WHAT TO DO –
With the pictures left out, copy the listing below exactly.

※

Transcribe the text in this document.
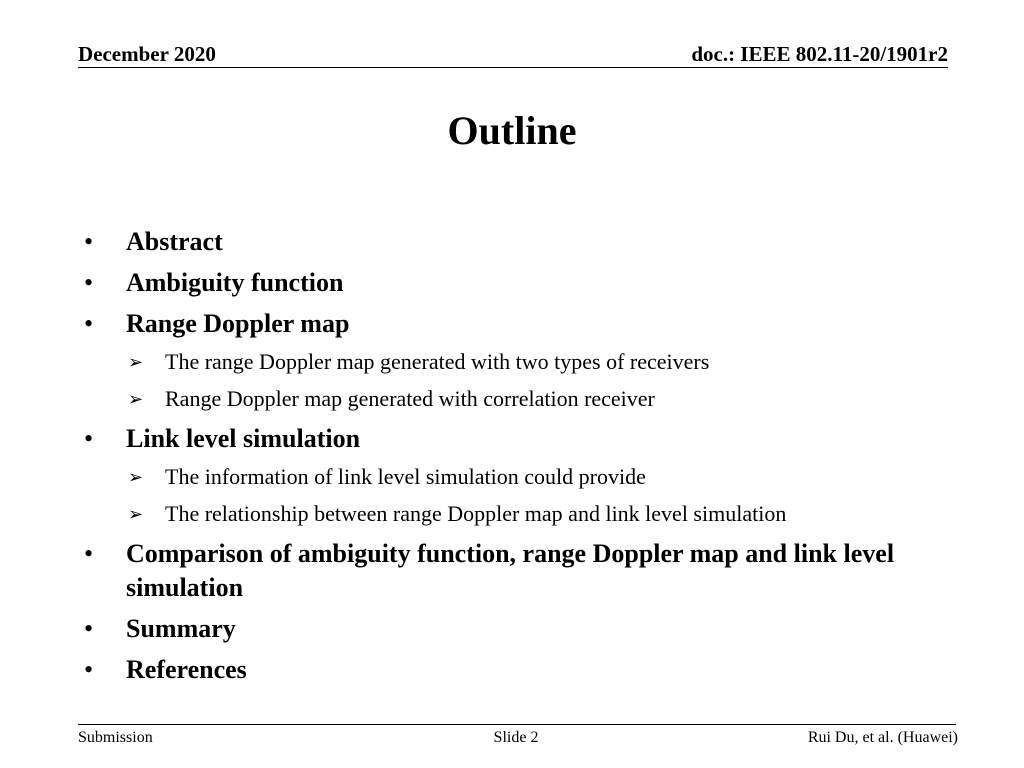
December 2020	doc.: IEEE 802.11-20/1901r2
Outline
•	Abstract
•	Ambiguity function
•	Range Doppler map
➢ The range Doppler map generated with two types of receivers
➢ Range Doppler map generated with correlation receiver
•	Link level simulation
➢ The information of link level simulation could provide
➢ The relationship between range Doppler map and link level simulation
•	Comparison of ambiguity function, range Doppler map and link level simulation
•	Summary
•	References
Submission	Slide 2	Rui Du, et al. (Huawei)
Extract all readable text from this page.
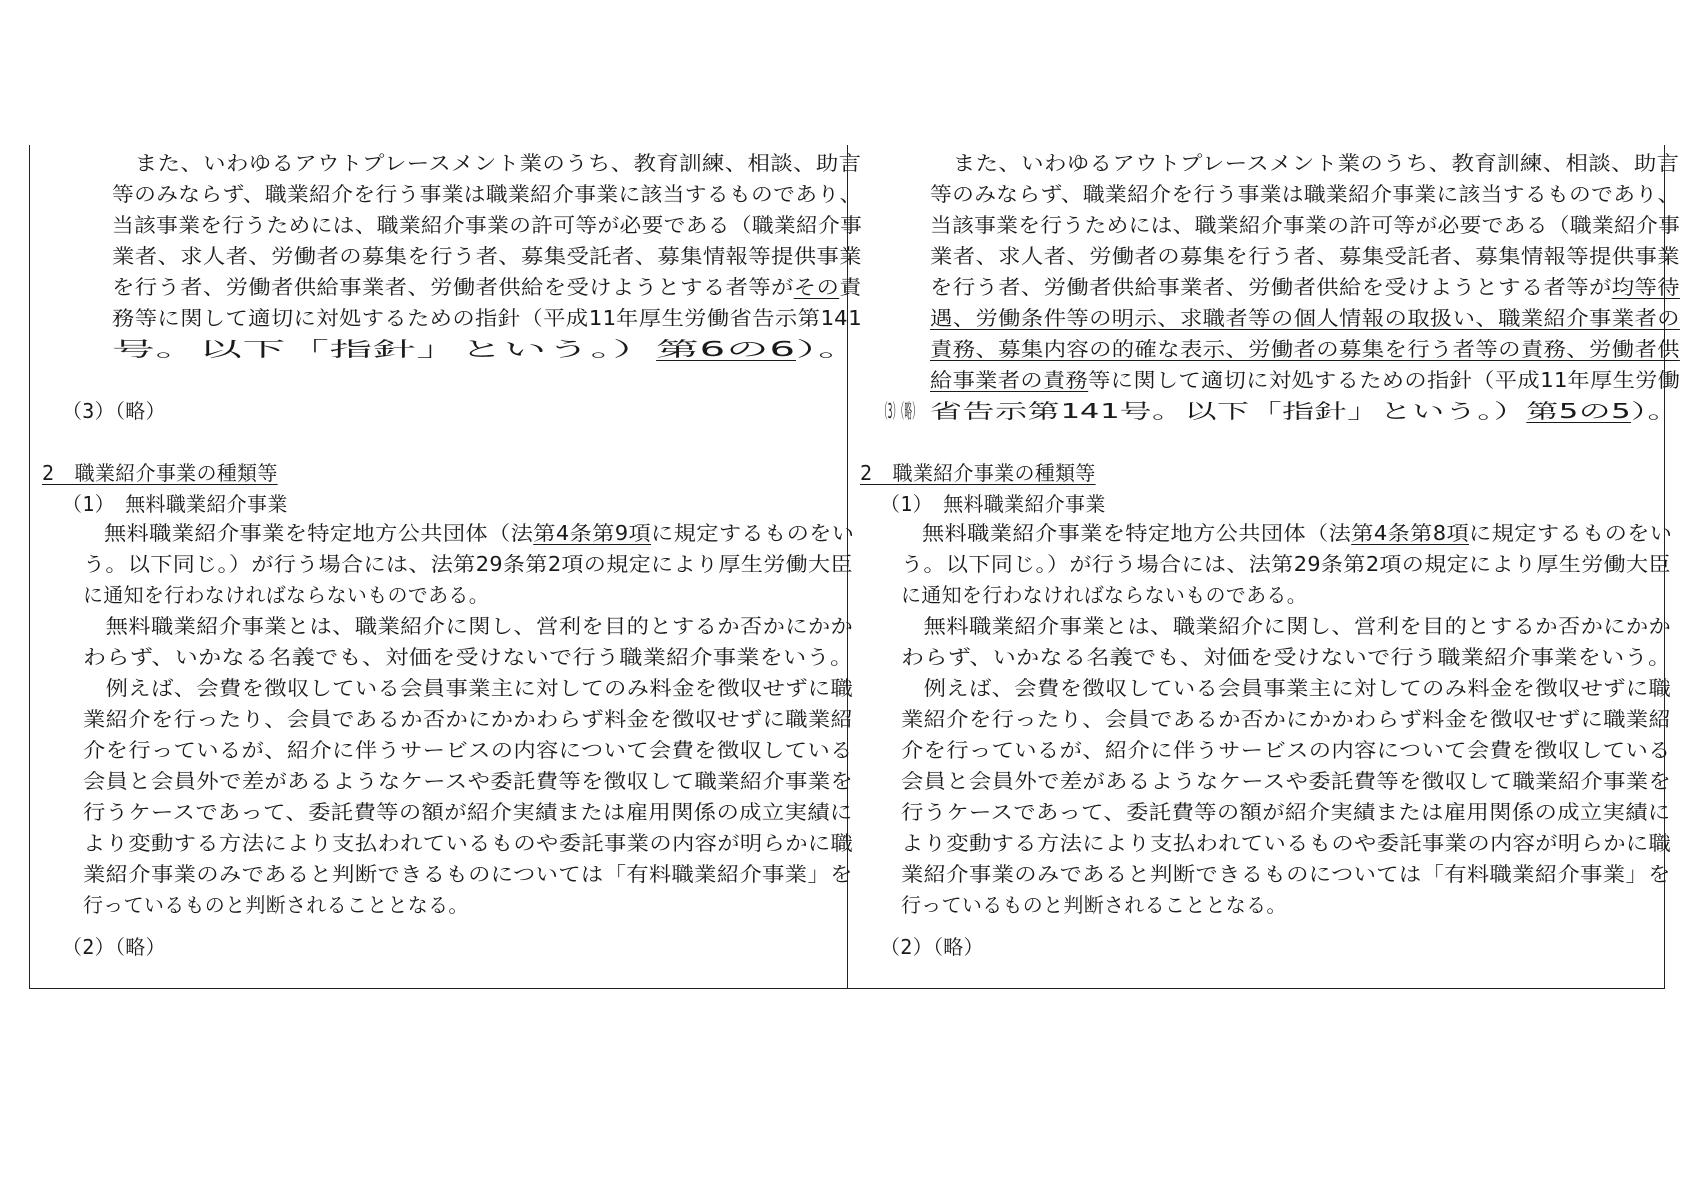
　また、いわゆるアウトプレースメント業のうち、教育訓練、相談、助言
等のみならず、職業紹介を行う事業は職業紹介事業に該当するものであり、
当該事業を行うためには、職業紹介事業の許可等が必要である（職業紹介事
業者、求人者、労働者の募集を行う者、募集受託者、募集情報等提供事業
を行う者、労働者供給事業者、労働者供給を受けようとする者等がその責
務等に関して適切に対処するための指針（平成11年厚生労働省告示第141
号。以下「指針」という。）第6の6）。
（3）（略）
2　職業紹介事業の種類等
（1）　無料職業紹介事業
無料職業紹介事業を特定地方公共団体（法第4条第9項に規定するものをい
う。以下同じ。）が行う場合には、法第29条第2項の規定により厚生労働大臣
に通知を行わなければならないものである。
　無料職業紹介事業とは、職業紹介に関し、営利を目的とするか否かにかか
わらず、いかなる名義でも、対価を受けないで行う職業紹介事業をいう。
　例えば、会費を徴収している会員事業主に対してのみ料金を徴収せずに職
業紹介を行ったり、会員であるか否かにかかわらず料金を徴収せずに職業紹
介を行っているが、紹介に伴うサービスの内容について会費を徴収している
会員と会員外で差があるようなケースや委託費等を徴収して職業紹介事業を
行うケースであって、委託費等の額が紹介実績または雇用関係の成立実績に
より変動する方法により支払われているものや委託事業の内容が明らかに職
業紹介事業のみであると判断できるものについては「有料職業紹介事業」を
行っているものと判断されることとなる。
（2）（略）
　また、いわゆるアウトプレースメント業のうち、教育訓練、相談、助言
等のみならず、職業紹介を行う事業は職業紹介事業に該当するものであり、
当該事業を行うためには、職業紹介事業の許可等が必要である（職業紹介事
業者、求人者、労働者の募集を行う者、募集受託者、募集情報等提供事業
を行う者、労働者供給事業者、労働者供給を受けようとする者等が均等待
遇、労働条件等の明示、求職者等の個人情報の取扱い、職業紹介事業者の
責務、募集内容の的確な表示、労働者の募集を行う者等の責務、労働者供
給事業者の責務等に関して適切に対処するための指針（平成11年厚生労働
省告示第141号。以下「指針」という。）第5の5）。
（3）（略）
2　職業紹介事業の種類等
（1）　無料職業紹介事業
無料職業紹介事業を特定地方公共団体（法第4条第8項に規定するものをい
う。以下同じ。）が行う場合には、法第29条第2項の規定により厚生労働大臣
に通知を行わなければならないものである。
　無料職業紹介事業とは、職業紹介に関し、営利を目的とするか否かにかか
わらず、いかなる名義でも、対価を受けないで行う職業紹介事業をいう。
　例えば、会費を徴収している会員事業主に対してのみ料金を徴収せずに職
業紹介を行ったり、会員であるか否かにかかわらず料金を徴収せずに職業紹
介を行っているが、紹介に伴うサービスの内容について会費を徴収している
会員と会員外で差があるようなケースや委託費等を徴収して職業紹介事業を
行うケースであって、委託費等の額が紹介実績または雇用関係の成立実績に
より変動する方法により支払われているものや委託事業の内容が明らかに職
業紹介事業のみであると判断できるものについては「有料職業紹介事業」を
行っているものと判断されることとなる。
（2）（略）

※

EXERCISE RESPONSE –
Transcribe the text in this document.
December 2020	doc.: IEEE 802.11-20/1901r2
Outline
•	Abstract
•	Ambiguity function
•	Range Doppler map
➢ The range Doppler map generated with two types of receivers
➢ Range Doppler map generated with correlation receiver
•	Link level simulation
➢ The information of link level simulation could provide
➢ The relationship between range Doppler map and link level simulation
•	Comparison of ambiguity function, range Doppler map and link level simulation
•	Summary
•	References
Submission	Slide 2	Rui Du, et al. (Huawei)
Extract all readable text from this page.
　また、いわゆるアウトプレースメント業のうち、教育訓練、相談、助言
等のみならず、職業紹介を行う事業は職業紹介事業に該当するものであり、
当該事業を行うためには、職業紹介事業の許可等が必要である（職業紹介事
業者、求人者、労働者の募集を行う者、募集受託者、募集情報等提供事業
を行う者、労働者供給事業者、労働者供給を受けようとする者等がその責
務等に関して適切に対処するための指針（平成11年厚生労働省告示第141
号。以下「指針」という。）第6の6）。
（3）（略）
2　職業紹介事業の種類等
（1）　無料職業紹介事業
無料職業紹介事業を特定地方公共団体（法第4条第9項に規定するものをい
う。以下同じ。）が行う場合には、法第29条第2項の規定により厚生労働大臣
に通知を行わなければならないものである。
　無料職業紹介事業とは、職業紹介に関し、営利を目的とするか否かにかか
わらず、いかなる名義でも、対価を受けないで行う職業紹介事業をいう。
　例えば、会費を徴収している会員事業主に対してのみ料金を徴収せずに職
業紹介を行ったり、会員であるか否かにかかわらず料金を徴収せずに職業紹
介を行っているが、紹介に伴うサービスの内容について会費を徴収している
会員と会員外で差があるようなケースや委託費等を徴収して職業紹介事業を
行うケースであって、委託費等の額が紹介実績または雇用関係の成立実績に
より変動する方法により支払われているものや委託事業の内容が明らかに職
業紹介事業のみであると判断できるものについては「有料職業紹介事業」を
行っているものと判断されることとなる。
（2）（略）
　また、いわゆるアウトプレースメント業のうち、教育訓練、相談、助言
等のみならず、職業紹介を行う事業は職業紹介事業に該当するものであり、
当該事業を行うためには、職業紹介事業の許可等が必要である（職業紹介事
業者、求人者、労働者の募集を行う者、募集受託者、募集情報等提供事業
を行う者、労働者供給事業者、労働者供給を受けようとする者等が均等待
遇、労働条件等の明示、求職者等の個人情報の取扱い、職業紹介事業者の
責務、募集内容の的確な表示、労働者の募集を行う者等の責務、労働者供
給事業者の責務等に関して適切に対処するための指針（平成11年厚生労働
省告示第141号。以下「指針」という。）第5の5）。
（3）（略）
2　職業紹介事業の種類等
（1）　無料職業紹介事業
無料職業紹介事業を特定地方公共団体（法第4条第8項に規定するものをい
う。以下同じ。）が行う場合には、法第29条第2項の規定により厚生労働大臣
に通知を行わなければならないものである。
　無料職業紹介事業とは、職業紹介に関し、営利を目的とするか否かにかか
わらず、いかなる名義でも、対価を受けないで行う職業紹介事業をいう。
　例えば、会費を徴収している会員事業主に対してのみ料金を徴収せずに職
業紹介を行ったり、会員であるか否かにかかわらず料金を徴収せずに職業紹
介を行っているが、紹介に伴うサービスの内容について会費を徴収している
会員と会員外で差があるようなケースや委託費等を徴収して職業紹介事業を
行うケースであって、委託費等の額が紹介実績または雇用関係の成立実績に
より変動する方法により支払われているものや委託事業の内容が明らかに職
業紹介事業のみであると判断できるものについては「有料職業紹介事業」を
行っているものと判断されることとなる。
（2）（略）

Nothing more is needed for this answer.